### What needs to be done
Set down each entry exactly as given; pictures should not appear in the copy.

-- BEGIN Task input --

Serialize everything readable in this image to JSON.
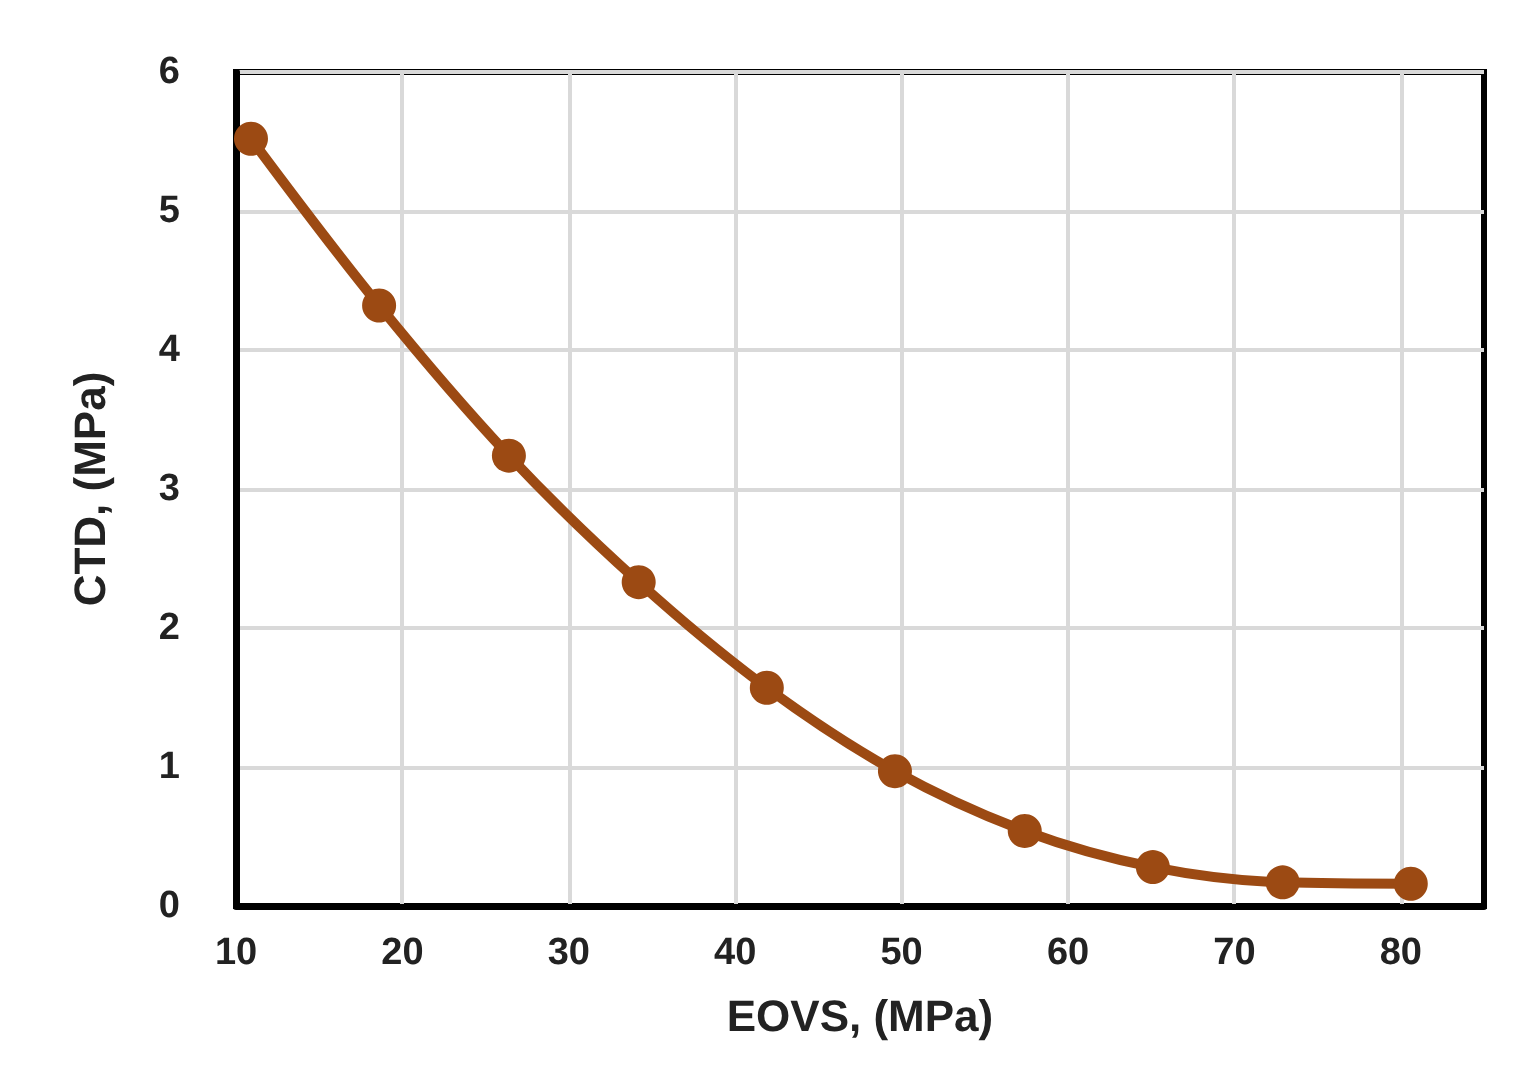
{
  "chart_data": {
    "type": "line",
    "xlabel": "EOVS, (MPa)",
    "ylabel": "CTD, (MPa)",
    "x": [
      10.9,
      18.6,
      26.4,
      34.2,
      41.9,
      49.6,
      57.4,
      65.1,
      72.9,
      80.6
    ],
    "series": [
      {
        "color": "#9c4a13",
        "values": [
          5.52,
          4.32,
          3.24,
          2.33,
          1.57,
          0.97,
          0.54,
          0.28,
          0.17,
          0.16
        ]
      }
    ],
    "xlim": [
      10,
      85
    ],
    "xticks": [
      10,
      20,
      30,
      40,
      50,
      60,
      70,
      80
    ],
    "ylim": [
      0,
      6
    ],
    "yticks": [
      0,
      1,
      2,
      3,
      4,
      5,
      6
    ],
    "grid": true,
    "marker": "circle",
    "line_style": "solid"
  }
}
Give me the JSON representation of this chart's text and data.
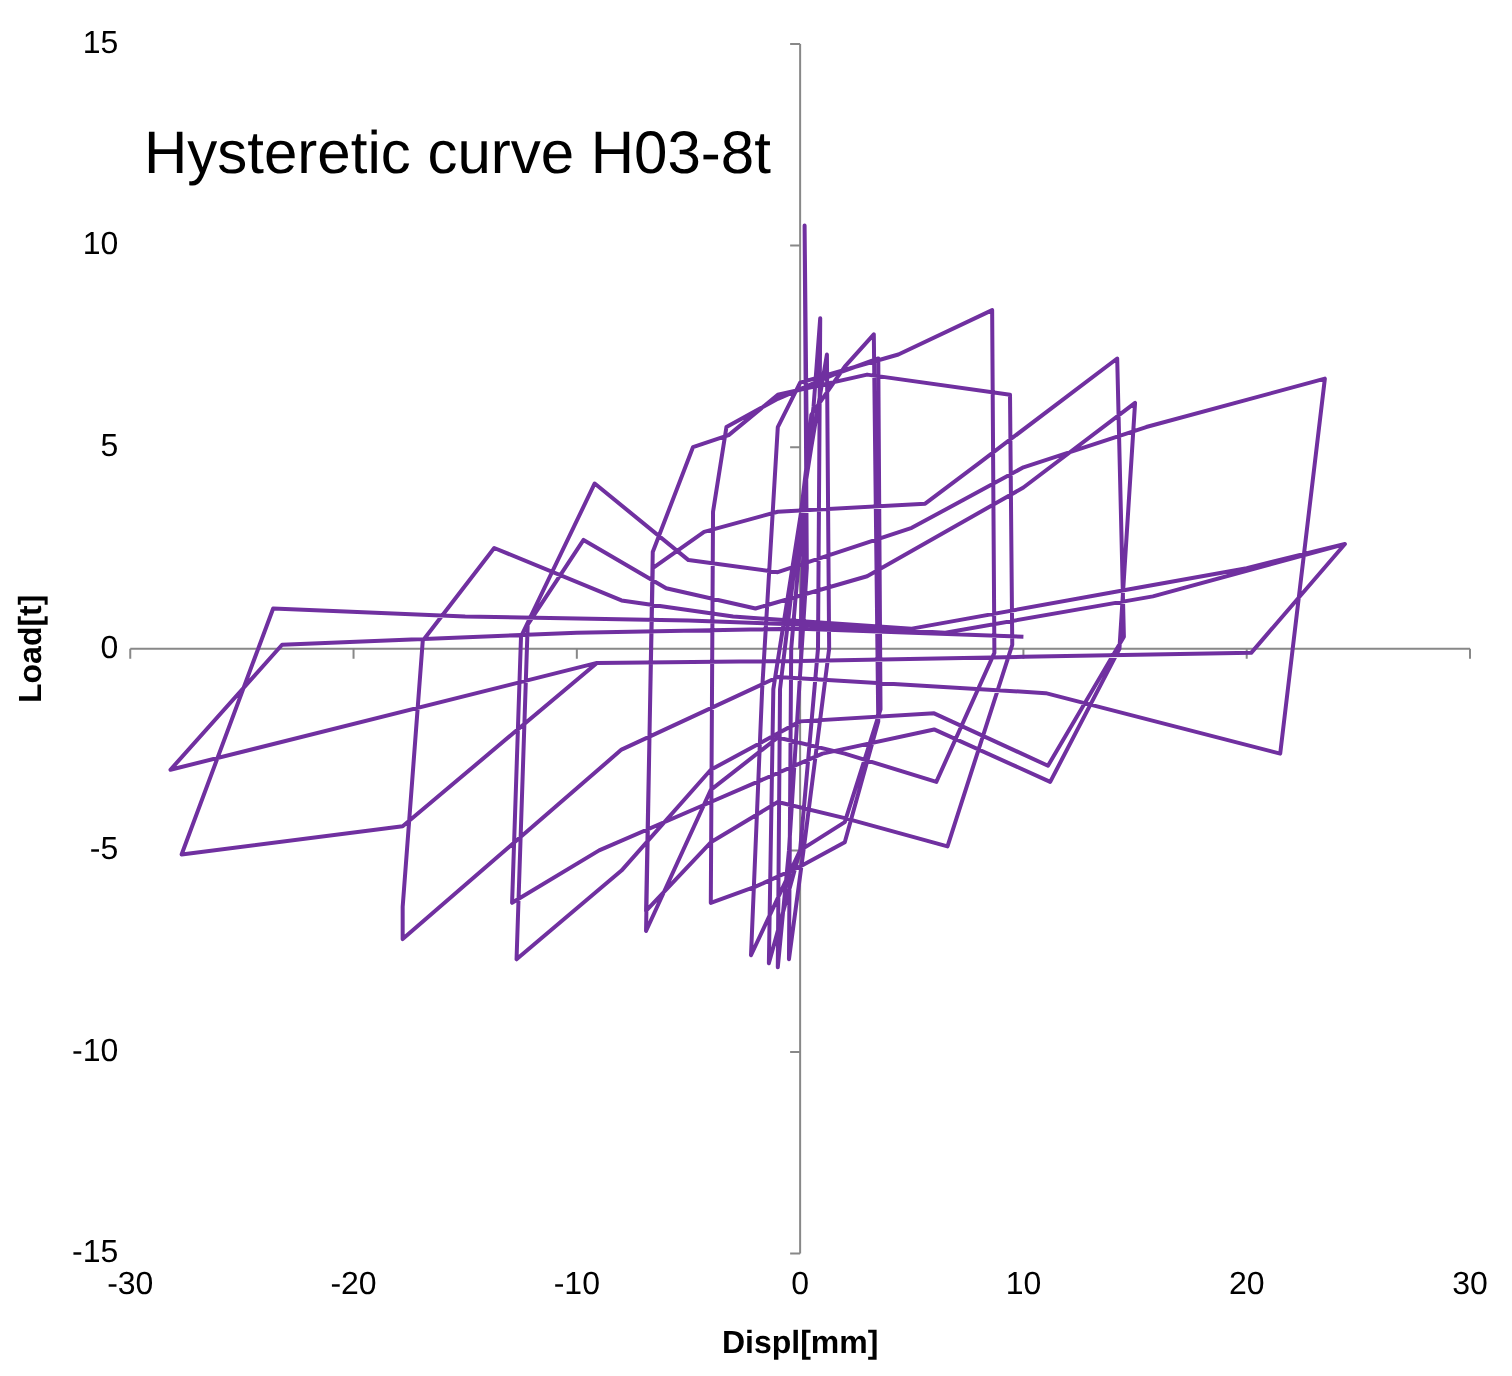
{
  "chart_data": {
    "type": "line",
    "title": "Hysteretic curve H03-8t",
    "xlabel": "Displ[mm]",
    "ylabel": "Load[t]",
    "xlim": [
      -30,
      30
    ],
    "xticks": [
      -30,
      -20,
      -10,
      0,
      10,
      20,
      30
    ],
    "ylim": [
      -15,
      15
    ],
    "yticks": [
      -15,
      -10,
      -5,
      0,
      5,
      10,
      15
    ],
    "legend": false,
    "series": [
      {
        "color": "#7030a0",
        "x": [
          0,
          0.3,
          0.2,
          0.3,
          -0.5,
          -1,
          -0.9,
          0.6,
          0.9,
          0.8,
          0,
          -1.4,
          -1.2,
          0.5,
          1.2,
          1.3,
          0.2,
          -0.5,
          -0.4,
          0.5,
          2,
          3.3,
          3.5,
          2,
          0,
          -2,
          -4,
          -3.9,
          -3.3,
          -1,
          1.5,
          3.5,
          3.6,
          2,
          0,
          -2.2,
          -1.7,
          -1,
          0,
          4.4,
          8.6,
          8.7,
          6.1,
          2,
          -1,
          -4,
          -6.9,
          -6.6,
          -4.8,
          -3.2,
          -1,
          3,
          9.4,
          9.5,
          6.6,
          2,
          -1,
          -4,
          -6.9,
          -6.6,
          -4.3,
          -1,
          5.6,
          8,
          14.2,
          14.5,
          11.1,
          6,
          0,
          -4,
          -8,
          -12.7,
          -12.2,
          -9.7,
          -6,
          -2,
          3,
          10,
          15,
          14.3,
          11.2,
          6,
          1,
          -4,
          -9,
          -12.9,
          -12.5,
          -9.2,
          -5,
          -1,
          5,
          10,
          15.5,
          23.5,
          21.5,
          11,
          -1,
          -8,
          -17.8,
          -17.8,
          -16.9,
          -13.7,
          -8,
          -3,
          5,
          15,
          20,
          24.4,
          20.2,
          10,
          0,
          -9.1,
          -17.8,
          -27.7,
          -23.6,
          -15,
          -5,
          0,
          6.5,
          15.8,
          24.4,
          20.2,
          10,
          0,
          -9.1,
          -28.2,
          -23.2,
          -10,
          0,
          5,
          10
        ],
        "values": [
          0,
          5,
          10.5,
          2,
          -5,
          -7.9,
          -1,
          6,
          8.2,
          0,
          -5,
          -7.8,
          -1,
          5,
          7.3,
          0,
          -4.8,
          -7.7,
          0,
          5.8,
          7,
          7.8,
          -1.8,
          -4.8,
          -5.4,
          -5.9,
          -6.3,
          3.4,
          5.5,
          6.2,
          6.8,
          7.2,
          -1.5,
          -4.3,
          -5,
          -7.6,
          -1,
          5.5,
          6.6,
          7.3,
          8.4,
          -0.1,
          -3.3,
          -2.6,
          -2.2,
          -3.5,
          -7,
          2.4,
          5,
          5.3,
          6.3,
          6.8,
          6.3,
          0.1,
          -4.9,
          -4.2,
          -3.8,
          -4.8,
          -6.5,
          2,
          2.9,
          3.4,
          3.6,
          4.6,
          7.2,
          0.3,
          -2.9,
          -1.6,
          -1.8,
          -3,
          -5.5,
          -7.7,
          0.6,
          2.7,
          1.5,
          1,
          1.8,
          4,
          6.1,
          0,
          -3.3,
          -2,
          -2.6,
          -3.8,
          -5,
          -6.3,
          0.3,
          4.1,
          2.2,
          1.9,
          3,
          4.5,
          5.5,
          6.7,
          -2.6,
          -1.1,
          -0.7,
          -2.5,
          -7.2,
          -6.4,
          0.2,
          2.5,
          1.2,
          0.8,
          0.5,
          1.5,
          2,
          2.6,
          -0.1,
          -0.2,
          -0.3,
          -0.35,
          -4.4,
          -5.1,
          1,
          0.8,
          0.7,
          0.6,
          0.4,
          1.3,
          2.6,
          -0.1,
          -0.2,
          -0.3,
          -0.35,
          -3,
          0.1,
          0.4,
          0.5,
          0.4,
          0.3
        ]
      }
    ]
  }
}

-- END Task input --

### Full output
Serialize everything readable in this image to JSON.
{
  "chart_data": {
    "type": "line",
    "xlabel": "EOVS, (MPa)",
    "ylabel": "CTD, (MPa)",
    "x": [
      10.9,
      18.6,
      26.4,
      34.2,
      41.9,
      49.6,
      57.4,
      65.1,
      72.9,
      80.6
    ],
    "series": [
      {
        "color": "#9c4a13",
        "values": [
          5.52,
          4.32,
          3.24,
          2.33,
          1.57,
          0.97,
          0.54,
          0.28,
          0.17,
          0.16
        ]
      }
    ],
    "xlim": [
      10,
      85
    ],
    "xticks": [
      10,
      20,
      30,
      40,
      50,
      60,
      70,
      80
    ],
    "ylim": [
      0,
      6
    ],
    "yticks": [
      0,
      1,
      2,
      3,
      4,
      5,
      6
    ],
    "grid": true,
    "marker": "circle",
    "line_style": "solid"
  }
}
Give me the JSON representation of this chart's text and data.
{
  "chart_data": {
    "type": "line",
    "title": "Hysteretic curve H03-8t",
    "xlabel": "Displ[mm]",
    "ylabel": "Load[t]",
    "xlim": [
      -30,
      30
    ],
    "xticks": [
      -30,
      -20,
      -10,
      0,
      10,
      20,
      30
    ],
    "ylim": [
      -15,
      15
    ],
    "yticks": [
      -15,
      -10,
      -5,
      0,
      5,
      10,
      15
    ],
    "legend": false,
    "series": [
      {
        "color": "#7030a0",
        "x": [
          0,
          0.3,
          0.2,
          0.3,
          -0.5,
          -1,
          -0.9,
          0.6,
          0.9,
          0.8,
          0,
          -1.4,
          -1.2,
          0.5,
          1.2,
          1.3,
          0.2,
          -0.5,
          -0.4,
          0.5,
          2,
          3.3,
          3.5,
          2,
          0,
          -2,
          -4,
          -3.9,
          -3.3,
          -1,
          1.5,
          3.5,
          3.6,
          2,
          0,
          -2.2,
          -1.7,
          -1,
          0,
          4.4,
          8.6,
          8.7,
          6.1,
          2,
          -1,
          -4,
          -6.9,
          -6.6,
          -4.8,
          -3.2,
          -1,
          3,
          9.4,
          9.5,
          6.6,
          2,
          -1,
          -4,
          -6.9,
          -6.6,
          -4.3,
          -1,
          5.6,
          8,
          14.2,
          14.5,
          11.1,
          6,
          0,
          -4,
          -8,
          -12.7,
          -12.2,
          -9.7,
          -6,
          -2,
          3,
          10,
          15,
          14.3,
          11.2,
          6,
          1,
          -4,
          -9,
          -12.9,
          -12.5,
          -9.2,
          -5,
          -1,
          5,
          10,
          15.5,
          23.5,
          21.5,
          11,
          -1,
          -8,
          -17.8,
          -17.8,
          -16.9,
          -13.7,
          -8,
          -3,
          5,
          15,
          20,
          24.4,
          20.2,
          10,
          0,
          -9.1,
          -17.8,
          -27.7,
          -23.6,
          -15,
          -5,
          0,
          6.5,
          15.8,
          24.4,
          20.2,
          10,
          0,
          -9.1,
          -28.2,
          -23.2,
          -10,
          0,
          5,
          10
        ],
        "values": [
          0,
          5,
          10.5,
          2,
          -5,
          -7.9,
          -1,
          6,
          8.2,
          0,
          -5,
          -7.8,
          -1,
          5,
          7.3,
          0,
          -4.8,
          -7.7,
          0,
          5.8,
          7,
          7.8,
          -1.8,
          -4.8,
          -5.4,
          -5.9,
          -6.3,
          3.4,
          5.5,
          6.2,
          6.8,
          7.2,
          -1.5,
          -4.3,
          -5,
          -7.6,
          -1,
          5.5,
          6.6,
          7.3,
          8.4,
          -0.1,
          -3.3,
          -2.6,
          -2.2,
          -3.5,
          -7,
          2.4,
          5,
          5.3,
          6.3,
          6.8,
          6.3,
          0.1,
          -4.9,
          -4.2,
          -3.8,
          -4.8,
          -6.5,
          2,
          2.9,
          3.4,
          3.6,
          4.6,
          7.2,
          0.3,
          -2.9,
          -1.6,
          -1.8,
          -3,
          -5.5,
          -7.7,
          0.6,
          2.7,
          1.5,
          1,
          1.8,
          4,
          6.1,
          0,
          -3.3,
          -2,
          -2.6,
          -3.8,
          -5,
          -6.3,
          0.3,
          4.1,
          2.2,
          1.9,
          3,
          4.5,
          5.5,
          6.7,
          -2.6,
          -1.1,
          -0.7,
          -2.5,
          -7.2,
          -6.4,
          0.2,
          2.5,
          1.2,
          0.8,
          0.5,
          1.5,
          2,
          2.6,
          -0.1,
          -0.2,
          -0.3,
          -0.35,
          -4.4,
          -5.1,
          1,
          0.8,
          0.7,
          0.6,
          0.4,
          1.3,
          2.6,
          -0.1,
          -0.2,
          -0.3,
          -0.35,
          -3,
          0.1,
          0.4,
          0.5,
          0.4,
          0.3
        ]
      }
    ]
  }
}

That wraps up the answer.